*** RECORDS SUPPLIED ***
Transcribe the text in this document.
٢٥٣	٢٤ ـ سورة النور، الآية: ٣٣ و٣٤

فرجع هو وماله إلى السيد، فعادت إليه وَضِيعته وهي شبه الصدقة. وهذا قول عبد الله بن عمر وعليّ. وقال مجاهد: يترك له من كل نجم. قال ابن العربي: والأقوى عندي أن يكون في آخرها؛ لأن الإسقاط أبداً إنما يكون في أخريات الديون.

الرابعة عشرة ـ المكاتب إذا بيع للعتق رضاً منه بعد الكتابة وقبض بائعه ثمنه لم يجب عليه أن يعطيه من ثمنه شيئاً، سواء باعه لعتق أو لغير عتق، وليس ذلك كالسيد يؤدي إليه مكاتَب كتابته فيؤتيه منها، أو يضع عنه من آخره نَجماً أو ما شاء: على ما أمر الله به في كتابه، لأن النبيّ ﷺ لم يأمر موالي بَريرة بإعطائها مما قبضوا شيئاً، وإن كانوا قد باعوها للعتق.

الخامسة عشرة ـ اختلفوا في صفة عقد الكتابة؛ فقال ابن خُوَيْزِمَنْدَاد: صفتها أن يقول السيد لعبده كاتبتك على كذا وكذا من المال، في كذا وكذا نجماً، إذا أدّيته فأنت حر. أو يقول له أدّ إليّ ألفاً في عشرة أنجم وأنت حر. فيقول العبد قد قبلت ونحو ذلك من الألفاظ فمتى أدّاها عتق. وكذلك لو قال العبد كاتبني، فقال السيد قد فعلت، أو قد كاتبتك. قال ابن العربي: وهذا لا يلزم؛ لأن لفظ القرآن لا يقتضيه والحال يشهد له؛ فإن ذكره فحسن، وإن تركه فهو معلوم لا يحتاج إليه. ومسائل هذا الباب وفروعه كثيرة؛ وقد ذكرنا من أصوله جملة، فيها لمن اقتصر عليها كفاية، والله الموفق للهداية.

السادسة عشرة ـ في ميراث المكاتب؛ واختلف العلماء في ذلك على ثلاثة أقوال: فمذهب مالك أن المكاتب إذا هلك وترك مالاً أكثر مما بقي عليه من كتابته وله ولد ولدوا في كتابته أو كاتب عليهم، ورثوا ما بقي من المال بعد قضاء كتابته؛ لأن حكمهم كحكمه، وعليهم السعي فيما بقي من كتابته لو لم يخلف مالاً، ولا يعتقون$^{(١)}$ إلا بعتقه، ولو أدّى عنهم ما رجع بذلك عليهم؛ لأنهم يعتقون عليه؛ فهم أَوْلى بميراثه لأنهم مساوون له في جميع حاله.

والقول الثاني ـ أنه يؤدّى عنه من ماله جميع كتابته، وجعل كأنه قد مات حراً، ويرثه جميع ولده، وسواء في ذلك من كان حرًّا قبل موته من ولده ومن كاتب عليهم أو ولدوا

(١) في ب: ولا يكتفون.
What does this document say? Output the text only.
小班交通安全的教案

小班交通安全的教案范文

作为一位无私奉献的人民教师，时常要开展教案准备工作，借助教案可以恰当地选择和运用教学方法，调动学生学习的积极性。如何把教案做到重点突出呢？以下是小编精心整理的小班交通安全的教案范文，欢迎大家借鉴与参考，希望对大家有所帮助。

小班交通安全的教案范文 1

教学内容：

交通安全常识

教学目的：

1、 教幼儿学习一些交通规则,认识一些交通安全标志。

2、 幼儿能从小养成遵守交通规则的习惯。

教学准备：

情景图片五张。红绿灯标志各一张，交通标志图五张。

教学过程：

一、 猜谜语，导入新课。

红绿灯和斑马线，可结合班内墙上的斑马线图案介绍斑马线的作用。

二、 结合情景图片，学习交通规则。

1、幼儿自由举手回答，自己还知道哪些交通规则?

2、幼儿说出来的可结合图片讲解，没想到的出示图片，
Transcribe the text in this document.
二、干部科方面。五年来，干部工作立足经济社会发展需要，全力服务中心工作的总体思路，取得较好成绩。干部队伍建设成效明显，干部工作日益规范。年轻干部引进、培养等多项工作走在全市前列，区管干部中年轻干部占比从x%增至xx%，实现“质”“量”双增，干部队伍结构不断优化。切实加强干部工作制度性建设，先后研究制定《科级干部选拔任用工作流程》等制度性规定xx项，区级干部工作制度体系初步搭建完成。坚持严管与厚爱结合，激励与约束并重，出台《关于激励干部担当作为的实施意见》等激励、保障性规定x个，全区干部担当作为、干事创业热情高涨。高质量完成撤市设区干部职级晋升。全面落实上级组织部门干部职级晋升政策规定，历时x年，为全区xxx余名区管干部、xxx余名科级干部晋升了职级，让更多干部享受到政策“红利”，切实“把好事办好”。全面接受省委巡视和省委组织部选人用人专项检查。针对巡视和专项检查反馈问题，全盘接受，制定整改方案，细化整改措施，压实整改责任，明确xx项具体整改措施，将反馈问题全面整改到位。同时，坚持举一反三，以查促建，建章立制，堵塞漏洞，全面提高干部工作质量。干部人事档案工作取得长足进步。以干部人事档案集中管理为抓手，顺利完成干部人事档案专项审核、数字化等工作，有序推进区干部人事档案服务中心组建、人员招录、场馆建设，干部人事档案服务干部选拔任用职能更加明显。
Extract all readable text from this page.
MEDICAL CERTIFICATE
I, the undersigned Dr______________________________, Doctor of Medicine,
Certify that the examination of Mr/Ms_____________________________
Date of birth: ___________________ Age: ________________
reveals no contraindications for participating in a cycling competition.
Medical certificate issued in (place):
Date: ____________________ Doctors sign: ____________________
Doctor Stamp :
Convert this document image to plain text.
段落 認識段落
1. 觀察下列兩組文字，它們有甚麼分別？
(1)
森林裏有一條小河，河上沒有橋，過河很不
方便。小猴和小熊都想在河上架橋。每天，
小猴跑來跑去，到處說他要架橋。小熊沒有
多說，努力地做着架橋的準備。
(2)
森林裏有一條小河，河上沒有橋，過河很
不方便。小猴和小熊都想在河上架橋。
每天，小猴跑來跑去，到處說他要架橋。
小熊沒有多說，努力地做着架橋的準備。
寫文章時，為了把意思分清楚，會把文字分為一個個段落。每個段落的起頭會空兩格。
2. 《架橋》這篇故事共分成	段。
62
***
▸ **TASK OBJECTIVE**
Produce an exact copy of all the records.

▸ **REPLY**
Transcribe the text in this document.
٢٥٣	٢٤ ـ سورة النور، الآية: ٣٣ و٣٤

فرجع هو وماله إلى السيد، فعادت إليه وَضِيعته وهي شبه الصدقة. وهذا قول عبد الله بن عمر وعليّ. وقال مجاهد: يترك له من كل نجم. قال ابن العربي: والأقوى عندي أن يكون في آخرها؛ لأن الإسقاط أبداً إنما يكون في أخريات الديون.

الرابعة عشرة ـ المكاتب إذا بيع للعتق رضاً منه بعد الكتابة وقبض بائعه ثمنه لم يجب عليه أن يعطيه من ثمنه شيئاً، سواء باعه لعتق أو لغير عتق، وليس ذلك كالسيد يؤدي إليه مكاتَب كتابته فيؤتيه منها، أو يضع عنه من آخره نَجماً أو ما شاء: على ما أمر الله به في كتابه، لأن النبيّ ﷺ لم يأمر موالي بَريرة بإعطائها مما قبضوا شيئاً، وإن كانوا قد باعوها للعتق.

الخامسة عشرة ـ اختلفوا في صفة عقد الكتابة؛ فقال ابن خُوَيْزِمَنْدَاد: صفتها أن يقول السيد لعبده كاتبتك على كذا وكذا من المال، في كذا وكذا نجماً، إذا أدّيته فأنت حر. أو يقول له أدّ إليّ ألفاً في عشرة أنجم وأنت حر. فيقول العبد قد قبلت ونحو ذلك من الألفاظ فمتى أدّاها عتق. وكذلك لو قال العبد كاتبني، فقال السيد قد فعلت، أو قد كاتبتك. قال ابن العربي: وهذا لا يلزم؛ لأن لفظ القرآن لا يقتضيه والحال يشهد له؛ فإن ذكره فحسن، وإن تركه فهو معلوم لا يحتاج إليه. ومسائل هذا الباب وفروعه كثيرة؛ وقد ذكرنا من أصوله جملة، فيها لمن اقتصر عليها كفاية، والله الموفق للهداية.

السادسة عشرة ـ في ميراث المكاتب؛ واختلف العلماء في ذلك على ثلاثة أقوال: فمذهب مالك أن المكاتب إذا هلك وترك مالاً أكثر مما بقي عليه من كتابته وله ولد ولدوا في كتابته أو كاتب عليهم، ورثوا ما بقي من المال بعد قضاء كتابته؛ لأن حكمهم كحكمه، وعليهم السعي فيما بقي من كتابته لو لم يخلف مالاً، ولا يعتقون$^{(١)}$ إلا بعتقه، ولو أدّى عنهم ما رجع بذلك عليهم؛ لأنهم يعتقون عليه؛ فهم أَوْلى بميراثه لأنهم مساوون له في جميع حاله.

والقول الثاني ـ أنه يؤدّى عنه من ماله جميع كتابته، وجعل كأنه قد مات حراً، ويرثه جميع ولده، وسواء في ذلك من كان حرًّا قبل موته من ولده ومن كاتب عليهم أو ولدوا

(١) في ب: ولا يكتفون.
What does this document say? Output the text only.
小班交通安全的教案

小班交通安全的教案范文

作为一位无私奉献的人民教师，时常要开展教案准备工作，借助教案可以恰当地选择和运用教学方法，调动学生学习的积极性。如何把教案做到重点突出呢？以下是小编精心整理的小班交通安全的教案范文，欢迎大家借鉴与参考，希望对大家有所帮助。

小班交通安全的教案范文 1

教学内容：

交通安全常识

教学目的：

1、 教幼儿学习一些交通规则,认识一些交通安全标志。

2、 幼儿能从小养成遵守交通规则的习惯。

教学准备：

情景图片五张。红绿灯标志各一张，交通标志图五张。

教学过程：

一、 猜谜语，导入新课。

红绿灯和斑马线，可结合班内墙上的斑马线图案介绍斑马线的作用。

二、 结合情景图片，学习交通规则。

1、幼儿自由举手回答，自己还知道哪些交通规则?

2、幼儿说出来的可结合图片讲解，没想到的出示图片，
Transcribe the text in this document.
二、干部科方面。五年来，干部工作立足经济社会发展需要，全力服务中心工作的总体思路，取得较好成绩。干部队伍建设成效明显，干部工作日益规范。年轻干部引进、培养等多项工作走在全市前列，区管干部中年轻干部占比从x%增至xx%，实现“质”“量”双增，干部队伍结构不断优化。切实加强干部工作制度性建设，先后研究制定《科级干部选拔任用工作流程》等制度性规定xx项，区级干部工作制度体系初步搭建完成。坚持严管与厚爱结合，激励与约束并重，出台《关于激励干部担当作为的实施意见》等激励、保障性规定x个，全区干部担当作为、干事创业热情高涨。高质量完成撤市设区干部职级晋升。全面落实上级组织部门干部职级晋升政策规定，历时x年，为全区xxx余名区管干部、xxx余名科级干部晋升了职级，让更多干部享受到政策“红利”，切实“把好事办好”。全面接受省委巡视和省委组织部选人用人专项检查。针对巡视和专项检查反馈问题，全盘接受，制定整改方案，细化整改措施，压实整改责任，明确xx项具体整改措施，将反馈问题全面整改到位。同时，坚持举一反三，以查促建，建章立制，堵塞漏洞，全面提高干部工作质量。干部人事档案工作取得长足进步。以干部人事档案集中管理为抓手，顺利完成干部人事档案专项审核、数字化等工作，有序推进区干部人事档案服务中心组建、人员招录、场馆建设，干部人事档案服务干部选拔任用职能更加明显。
Extract all readable text from this page.
MEDICAL CERTIFICATE
I, the undersigned Dr______________________________, Doctor of Medicine,
Certify that the examination of Mr/Ms_____________________________
Date of birth: ___________________ Age: ________________
reveals no contraindications for participating in a cycling competition.
Medical certificate issued in (place):
Date: ____________________ Doctors sign: ____________________
Doctor Stamp :
Convert this document image to plain text.
段落 認識段落
1. 觀察下列兩組文字，它們有甚麼分別？
(1)
森林裏有一條小河，河上沒有橋，過河很不
方便。小猴和小熊都想在河上架橋。每天，
小猴跑來跑去，到處說他要架橋。小熊沒有
多說，努力地做着架橋的準備。
(2)
森林裏有一條小河，河上沒有橋，過河很
不方便。小猴和小熊都想在河上架橋。
每天，小猴跑來跑去，到處說他要架橋。
小熊沒有多說，努力地做着架橋的準備。
寫文章時，為了把意思分清楚，會把文字分為一個個段落。每個段落的起頭會空兩格。
2. 《架橋》這篇故事共分成	段。
62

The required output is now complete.